Stored data entries:
[Start]
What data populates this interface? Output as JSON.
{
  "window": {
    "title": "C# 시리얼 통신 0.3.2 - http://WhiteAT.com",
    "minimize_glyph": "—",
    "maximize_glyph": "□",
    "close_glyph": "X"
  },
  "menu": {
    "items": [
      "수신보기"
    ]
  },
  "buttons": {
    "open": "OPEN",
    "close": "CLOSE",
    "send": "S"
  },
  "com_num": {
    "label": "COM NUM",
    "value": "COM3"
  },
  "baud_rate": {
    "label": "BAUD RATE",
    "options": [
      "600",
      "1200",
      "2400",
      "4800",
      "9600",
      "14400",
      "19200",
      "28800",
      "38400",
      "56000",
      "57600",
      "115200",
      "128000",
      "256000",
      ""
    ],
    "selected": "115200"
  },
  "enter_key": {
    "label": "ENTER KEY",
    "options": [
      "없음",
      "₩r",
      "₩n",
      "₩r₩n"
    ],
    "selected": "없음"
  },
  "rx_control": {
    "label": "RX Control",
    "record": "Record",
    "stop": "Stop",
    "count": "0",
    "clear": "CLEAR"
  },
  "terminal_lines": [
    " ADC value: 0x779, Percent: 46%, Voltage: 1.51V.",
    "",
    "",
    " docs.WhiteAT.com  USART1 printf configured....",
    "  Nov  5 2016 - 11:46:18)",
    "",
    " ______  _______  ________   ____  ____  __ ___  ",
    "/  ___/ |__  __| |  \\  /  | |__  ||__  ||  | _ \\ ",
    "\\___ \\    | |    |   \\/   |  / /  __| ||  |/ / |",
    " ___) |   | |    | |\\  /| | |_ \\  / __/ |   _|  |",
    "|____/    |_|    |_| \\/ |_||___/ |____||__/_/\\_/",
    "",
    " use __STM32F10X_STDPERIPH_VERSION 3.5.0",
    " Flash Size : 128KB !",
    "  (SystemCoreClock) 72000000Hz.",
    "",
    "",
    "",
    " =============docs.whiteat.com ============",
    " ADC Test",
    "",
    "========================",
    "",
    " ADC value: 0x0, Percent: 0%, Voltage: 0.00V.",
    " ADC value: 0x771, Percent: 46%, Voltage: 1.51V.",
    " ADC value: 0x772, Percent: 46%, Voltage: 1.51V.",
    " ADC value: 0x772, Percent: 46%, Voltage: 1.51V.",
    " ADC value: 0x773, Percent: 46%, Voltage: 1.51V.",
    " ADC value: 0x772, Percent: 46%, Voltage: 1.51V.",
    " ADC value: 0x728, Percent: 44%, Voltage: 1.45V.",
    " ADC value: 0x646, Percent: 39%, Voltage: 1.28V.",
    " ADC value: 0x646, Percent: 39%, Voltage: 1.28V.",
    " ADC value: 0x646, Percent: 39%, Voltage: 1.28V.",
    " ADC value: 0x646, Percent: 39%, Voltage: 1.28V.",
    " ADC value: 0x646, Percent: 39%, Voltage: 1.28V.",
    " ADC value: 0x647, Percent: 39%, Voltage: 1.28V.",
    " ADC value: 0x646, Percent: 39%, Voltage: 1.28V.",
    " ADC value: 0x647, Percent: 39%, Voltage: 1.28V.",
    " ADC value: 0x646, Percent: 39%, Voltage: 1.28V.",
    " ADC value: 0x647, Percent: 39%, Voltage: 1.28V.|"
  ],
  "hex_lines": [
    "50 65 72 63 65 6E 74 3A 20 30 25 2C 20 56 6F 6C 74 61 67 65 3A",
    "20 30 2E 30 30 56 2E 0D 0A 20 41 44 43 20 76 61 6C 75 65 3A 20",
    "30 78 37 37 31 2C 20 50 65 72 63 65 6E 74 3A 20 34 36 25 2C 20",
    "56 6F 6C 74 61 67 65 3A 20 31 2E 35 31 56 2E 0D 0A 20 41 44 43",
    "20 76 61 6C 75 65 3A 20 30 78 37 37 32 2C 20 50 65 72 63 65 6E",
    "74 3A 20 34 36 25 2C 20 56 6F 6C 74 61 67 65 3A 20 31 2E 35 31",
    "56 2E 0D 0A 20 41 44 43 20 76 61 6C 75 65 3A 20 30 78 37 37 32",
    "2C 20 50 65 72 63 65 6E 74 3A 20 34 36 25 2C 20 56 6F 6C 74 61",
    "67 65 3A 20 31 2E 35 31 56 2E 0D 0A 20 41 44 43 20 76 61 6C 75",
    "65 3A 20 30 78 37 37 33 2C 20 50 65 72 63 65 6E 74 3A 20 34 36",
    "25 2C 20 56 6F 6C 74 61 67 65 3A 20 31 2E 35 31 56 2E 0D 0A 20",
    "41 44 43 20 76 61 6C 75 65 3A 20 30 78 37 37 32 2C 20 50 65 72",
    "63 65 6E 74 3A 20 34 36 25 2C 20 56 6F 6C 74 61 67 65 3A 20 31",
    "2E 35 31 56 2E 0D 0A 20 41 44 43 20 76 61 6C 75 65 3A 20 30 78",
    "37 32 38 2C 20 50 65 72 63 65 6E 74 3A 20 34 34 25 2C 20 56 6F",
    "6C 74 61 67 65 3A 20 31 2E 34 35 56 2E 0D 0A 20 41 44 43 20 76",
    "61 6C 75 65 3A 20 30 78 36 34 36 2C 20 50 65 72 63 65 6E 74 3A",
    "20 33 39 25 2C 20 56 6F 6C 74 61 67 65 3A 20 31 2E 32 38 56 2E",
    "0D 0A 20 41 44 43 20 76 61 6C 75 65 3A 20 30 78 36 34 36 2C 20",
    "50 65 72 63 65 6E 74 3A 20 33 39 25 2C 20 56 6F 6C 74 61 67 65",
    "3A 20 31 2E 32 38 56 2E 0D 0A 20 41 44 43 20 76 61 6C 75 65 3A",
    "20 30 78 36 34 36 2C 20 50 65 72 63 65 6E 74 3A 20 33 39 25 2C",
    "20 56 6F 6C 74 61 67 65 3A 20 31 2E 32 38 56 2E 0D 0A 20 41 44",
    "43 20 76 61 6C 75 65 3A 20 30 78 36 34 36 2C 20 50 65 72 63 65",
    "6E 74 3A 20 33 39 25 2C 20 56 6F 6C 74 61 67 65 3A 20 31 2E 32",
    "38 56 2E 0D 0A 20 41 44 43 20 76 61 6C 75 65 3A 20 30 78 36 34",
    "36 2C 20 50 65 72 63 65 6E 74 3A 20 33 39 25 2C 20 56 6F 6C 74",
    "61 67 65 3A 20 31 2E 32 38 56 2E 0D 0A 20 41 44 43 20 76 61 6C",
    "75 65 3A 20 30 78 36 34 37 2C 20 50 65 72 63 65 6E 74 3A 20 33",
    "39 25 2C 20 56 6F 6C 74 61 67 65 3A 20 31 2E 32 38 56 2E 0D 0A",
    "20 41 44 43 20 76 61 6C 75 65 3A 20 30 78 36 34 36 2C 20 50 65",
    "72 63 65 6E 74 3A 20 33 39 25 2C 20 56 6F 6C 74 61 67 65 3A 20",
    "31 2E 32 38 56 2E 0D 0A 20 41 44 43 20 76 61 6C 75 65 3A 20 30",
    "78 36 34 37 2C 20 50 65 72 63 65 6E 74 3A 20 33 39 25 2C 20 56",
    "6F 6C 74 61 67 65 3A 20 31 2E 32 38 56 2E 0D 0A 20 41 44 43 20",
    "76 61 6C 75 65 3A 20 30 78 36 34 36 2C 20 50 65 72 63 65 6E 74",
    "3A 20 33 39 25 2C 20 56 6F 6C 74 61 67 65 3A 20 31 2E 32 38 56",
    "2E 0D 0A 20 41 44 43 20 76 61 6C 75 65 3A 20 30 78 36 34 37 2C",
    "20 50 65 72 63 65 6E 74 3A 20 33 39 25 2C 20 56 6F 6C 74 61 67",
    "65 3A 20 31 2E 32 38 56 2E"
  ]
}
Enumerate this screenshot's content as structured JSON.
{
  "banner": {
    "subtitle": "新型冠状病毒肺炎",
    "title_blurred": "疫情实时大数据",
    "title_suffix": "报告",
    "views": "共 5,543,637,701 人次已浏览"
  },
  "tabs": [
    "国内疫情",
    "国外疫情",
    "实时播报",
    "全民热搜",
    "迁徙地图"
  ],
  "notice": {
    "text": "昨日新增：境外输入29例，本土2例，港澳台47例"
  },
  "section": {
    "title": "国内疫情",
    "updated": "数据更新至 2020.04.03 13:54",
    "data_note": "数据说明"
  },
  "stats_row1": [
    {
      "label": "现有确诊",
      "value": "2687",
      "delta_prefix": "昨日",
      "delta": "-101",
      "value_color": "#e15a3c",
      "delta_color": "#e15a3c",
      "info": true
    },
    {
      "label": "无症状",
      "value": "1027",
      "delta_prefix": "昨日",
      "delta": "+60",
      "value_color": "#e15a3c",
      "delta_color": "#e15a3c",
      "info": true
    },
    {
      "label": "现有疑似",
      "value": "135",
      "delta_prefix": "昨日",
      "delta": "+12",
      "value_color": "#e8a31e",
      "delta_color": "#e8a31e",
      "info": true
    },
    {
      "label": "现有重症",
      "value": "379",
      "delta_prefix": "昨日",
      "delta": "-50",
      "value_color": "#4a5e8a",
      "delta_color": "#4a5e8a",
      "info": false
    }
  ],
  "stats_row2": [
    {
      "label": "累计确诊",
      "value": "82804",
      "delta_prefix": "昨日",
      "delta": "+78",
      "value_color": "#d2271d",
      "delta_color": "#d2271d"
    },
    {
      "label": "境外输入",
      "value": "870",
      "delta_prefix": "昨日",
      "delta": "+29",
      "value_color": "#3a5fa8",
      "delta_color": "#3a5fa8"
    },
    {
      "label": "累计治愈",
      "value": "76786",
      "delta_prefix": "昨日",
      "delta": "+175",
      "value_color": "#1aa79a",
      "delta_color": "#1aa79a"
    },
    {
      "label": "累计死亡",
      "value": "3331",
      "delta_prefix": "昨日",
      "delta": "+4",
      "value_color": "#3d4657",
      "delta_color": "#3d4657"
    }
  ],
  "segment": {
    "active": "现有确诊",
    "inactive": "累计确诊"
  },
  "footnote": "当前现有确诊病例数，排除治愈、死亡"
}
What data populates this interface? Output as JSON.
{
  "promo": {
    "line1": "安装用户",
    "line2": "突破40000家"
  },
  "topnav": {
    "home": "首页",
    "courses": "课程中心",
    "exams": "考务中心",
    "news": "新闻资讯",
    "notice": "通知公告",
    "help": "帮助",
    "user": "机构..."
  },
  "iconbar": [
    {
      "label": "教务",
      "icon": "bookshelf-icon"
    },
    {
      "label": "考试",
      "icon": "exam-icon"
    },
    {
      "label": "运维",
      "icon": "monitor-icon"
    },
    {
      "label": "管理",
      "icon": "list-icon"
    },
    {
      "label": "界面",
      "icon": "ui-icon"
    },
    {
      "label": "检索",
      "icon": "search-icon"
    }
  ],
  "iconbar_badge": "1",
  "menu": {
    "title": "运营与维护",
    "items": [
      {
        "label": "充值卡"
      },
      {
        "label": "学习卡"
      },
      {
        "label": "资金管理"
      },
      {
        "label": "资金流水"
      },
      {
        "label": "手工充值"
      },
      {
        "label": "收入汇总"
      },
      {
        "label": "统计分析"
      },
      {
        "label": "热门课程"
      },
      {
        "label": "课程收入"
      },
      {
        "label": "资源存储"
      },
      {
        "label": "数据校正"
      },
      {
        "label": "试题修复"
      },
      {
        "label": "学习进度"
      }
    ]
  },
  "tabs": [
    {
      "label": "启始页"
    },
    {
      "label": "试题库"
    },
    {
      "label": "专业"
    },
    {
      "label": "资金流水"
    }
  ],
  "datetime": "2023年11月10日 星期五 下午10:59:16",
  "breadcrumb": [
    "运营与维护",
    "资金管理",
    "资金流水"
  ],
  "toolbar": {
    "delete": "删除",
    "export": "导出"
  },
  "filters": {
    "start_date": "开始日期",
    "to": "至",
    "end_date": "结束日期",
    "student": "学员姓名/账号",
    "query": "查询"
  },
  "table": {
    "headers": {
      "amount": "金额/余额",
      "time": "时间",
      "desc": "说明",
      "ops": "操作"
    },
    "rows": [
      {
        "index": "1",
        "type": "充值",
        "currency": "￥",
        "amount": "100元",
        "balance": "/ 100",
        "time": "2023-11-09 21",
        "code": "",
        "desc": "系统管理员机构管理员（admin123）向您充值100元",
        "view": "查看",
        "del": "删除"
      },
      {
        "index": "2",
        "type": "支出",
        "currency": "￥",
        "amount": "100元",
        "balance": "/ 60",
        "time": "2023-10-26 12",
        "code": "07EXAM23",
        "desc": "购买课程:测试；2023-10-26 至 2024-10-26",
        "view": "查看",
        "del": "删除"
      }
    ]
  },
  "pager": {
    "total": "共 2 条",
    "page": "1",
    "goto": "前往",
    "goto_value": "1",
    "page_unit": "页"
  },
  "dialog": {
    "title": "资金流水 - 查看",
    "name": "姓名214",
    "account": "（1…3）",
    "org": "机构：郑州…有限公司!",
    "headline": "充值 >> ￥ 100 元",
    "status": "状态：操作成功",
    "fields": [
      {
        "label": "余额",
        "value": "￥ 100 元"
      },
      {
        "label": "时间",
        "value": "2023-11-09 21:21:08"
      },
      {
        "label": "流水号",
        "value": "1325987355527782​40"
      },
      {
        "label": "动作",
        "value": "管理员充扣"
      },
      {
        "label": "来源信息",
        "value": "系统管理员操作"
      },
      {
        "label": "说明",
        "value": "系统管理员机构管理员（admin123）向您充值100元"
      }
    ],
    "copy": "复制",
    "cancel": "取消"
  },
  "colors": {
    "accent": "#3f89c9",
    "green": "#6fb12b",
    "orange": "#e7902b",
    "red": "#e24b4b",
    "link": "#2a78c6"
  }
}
[End]
EXERCISE DETAILS:
Look through the entries above and count each line holding "系统管理员机构管理员"; report the count alone.

TASK RESPONSE:
2